Page excerpt:

--- START ---

- Motif FoodWorks just raised $226 million, including from Blackrock-managed funds.
- The company plans to use the money to scale up production of ingredients for plant-based foods.
- Its products make the taste and texture of plant-based foods more like animal-based ones.
There’s big money in tiny but vital food ingredients for alternative proteins.
Boston-based Motif FoodWorks raised $226 million in a Series B funding round led by investment manager Blackrock-managed funds and the Ontario Teachers’ Pension Plan Board, the company said Wednesday.
Other investors in the round include CPT Capital, General Atlantic, Viking Global Investors, Louis Dreyfus Company, Rethink Food, AiiM Partners, Wittington Ventures, Rage Capital, Rellevant Partners, and Breakthrough Energy Ventures. The round brings the total that Motif has raised to $345 million, according to the company.
Unlike other companies focused on the $7 billion US market for alternative proteins, like Beyond Meat and Impossible Foods, you won’t find Motif-branded burgers on the shelves at grocery stores. Instead, Motif focuses on creating ingredients that make plant-based and other alternative proteins taste, feel, and look more like their animal-based counterparts. It makes prolamin, for instance, a protein that makes plant-based cheese gooey like the cow-based kind.

--- END ---

Data supplied:
--- START ---

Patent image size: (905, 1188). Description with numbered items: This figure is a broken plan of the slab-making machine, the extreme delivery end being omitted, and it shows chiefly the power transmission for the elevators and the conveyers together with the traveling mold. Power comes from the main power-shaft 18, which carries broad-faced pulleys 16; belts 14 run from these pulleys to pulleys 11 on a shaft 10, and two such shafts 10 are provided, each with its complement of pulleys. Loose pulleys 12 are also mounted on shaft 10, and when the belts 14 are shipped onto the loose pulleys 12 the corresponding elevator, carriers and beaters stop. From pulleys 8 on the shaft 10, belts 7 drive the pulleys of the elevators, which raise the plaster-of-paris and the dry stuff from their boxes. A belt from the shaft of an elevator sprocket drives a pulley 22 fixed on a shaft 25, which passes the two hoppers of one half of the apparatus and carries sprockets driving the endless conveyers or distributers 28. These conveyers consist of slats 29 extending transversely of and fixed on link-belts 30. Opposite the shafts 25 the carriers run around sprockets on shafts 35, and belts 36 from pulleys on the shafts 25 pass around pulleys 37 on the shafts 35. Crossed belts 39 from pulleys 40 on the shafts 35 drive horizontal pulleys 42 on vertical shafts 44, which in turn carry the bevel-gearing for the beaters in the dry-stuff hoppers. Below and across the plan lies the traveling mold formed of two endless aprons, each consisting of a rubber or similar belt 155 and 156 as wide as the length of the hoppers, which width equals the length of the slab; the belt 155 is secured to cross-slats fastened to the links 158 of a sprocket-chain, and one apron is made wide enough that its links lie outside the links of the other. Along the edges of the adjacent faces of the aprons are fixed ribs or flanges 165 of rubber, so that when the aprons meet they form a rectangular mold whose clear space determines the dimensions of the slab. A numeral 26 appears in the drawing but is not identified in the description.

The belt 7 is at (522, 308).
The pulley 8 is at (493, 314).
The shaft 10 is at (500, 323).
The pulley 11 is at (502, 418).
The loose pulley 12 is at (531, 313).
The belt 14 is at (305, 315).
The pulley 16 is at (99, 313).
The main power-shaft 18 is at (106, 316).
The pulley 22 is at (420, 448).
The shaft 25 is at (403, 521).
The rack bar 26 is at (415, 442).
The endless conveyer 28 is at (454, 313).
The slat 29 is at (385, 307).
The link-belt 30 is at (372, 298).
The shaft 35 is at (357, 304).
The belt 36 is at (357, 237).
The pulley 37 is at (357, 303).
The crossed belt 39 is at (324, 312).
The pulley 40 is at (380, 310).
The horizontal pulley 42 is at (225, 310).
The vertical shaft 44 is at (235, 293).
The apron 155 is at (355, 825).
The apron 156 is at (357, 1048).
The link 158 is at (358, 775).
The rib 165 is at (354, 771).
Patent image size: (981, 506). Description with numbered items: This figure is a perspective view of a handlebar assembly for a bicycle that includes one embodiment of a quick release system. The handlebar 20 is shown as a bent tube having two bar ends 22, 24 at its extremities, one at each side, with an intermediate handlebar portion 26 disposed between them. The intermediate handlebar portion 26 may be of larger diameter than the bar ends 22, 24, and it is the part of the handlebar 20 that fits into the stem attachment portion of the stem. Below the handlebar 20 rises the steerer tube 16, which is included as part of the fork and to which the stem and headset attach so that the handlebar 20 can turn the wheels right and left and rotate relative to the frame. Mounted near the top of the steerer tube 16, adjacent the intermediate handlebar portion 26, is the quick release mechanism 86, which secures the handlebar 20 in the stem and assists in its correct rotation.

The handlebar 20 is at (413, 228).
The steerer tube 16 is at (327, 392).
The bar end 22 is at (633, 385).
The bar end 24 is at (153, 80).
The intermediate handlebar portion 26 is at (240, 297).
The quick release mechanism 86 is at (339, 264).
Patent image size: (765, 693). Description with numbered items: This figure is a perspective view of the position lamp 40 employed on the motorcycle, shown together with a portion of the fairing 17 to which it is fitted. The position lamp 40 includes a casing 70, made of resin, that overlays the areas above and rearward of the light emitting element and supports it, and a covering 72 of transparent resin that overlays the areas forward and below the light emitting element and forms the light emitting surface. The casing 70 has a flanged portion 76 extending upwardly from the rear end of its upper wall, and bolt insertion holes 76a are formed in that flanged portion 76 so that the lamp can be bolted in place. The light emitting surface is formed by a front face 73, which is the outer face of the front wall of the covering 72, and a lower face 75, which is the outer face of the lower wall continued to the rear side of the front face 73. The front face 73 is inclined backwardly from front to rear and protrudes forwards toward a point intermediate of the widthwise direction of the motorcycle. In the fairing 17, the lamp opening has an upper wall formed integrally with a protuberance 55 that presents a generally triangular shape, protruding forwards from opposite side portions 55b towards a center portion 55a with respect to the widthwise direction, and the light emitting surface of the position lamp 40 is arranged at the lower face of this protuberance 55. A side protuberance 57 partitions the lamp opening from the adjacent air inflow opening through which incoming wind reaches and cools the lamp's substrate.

--- END ---

Exercise brief:
Could you retype the Motif FoodWorks funding article from "Boston-based Motif FoodWorks" up to and including "to the company."? The lines have no part in this.

Answer to the problem:
Boston-based Motif FoodWorks raised $226 million in a Series B funding round led by investment manager Blackrock-managed funds and the Ontario Teachers’ Pension Plan Board, the company said Wednesday.
Other investors in the round include CPT Capital, General Atlantic, Viking Global Investors, Louis Dreyfus Company, Rethink Food, AiiM Partners, Wittington Ventures, Rage Capital, Rellevant Partners, and Breakthrough Energy Ventures. The round brings the total that Motif has raised to $345 million, according to the company.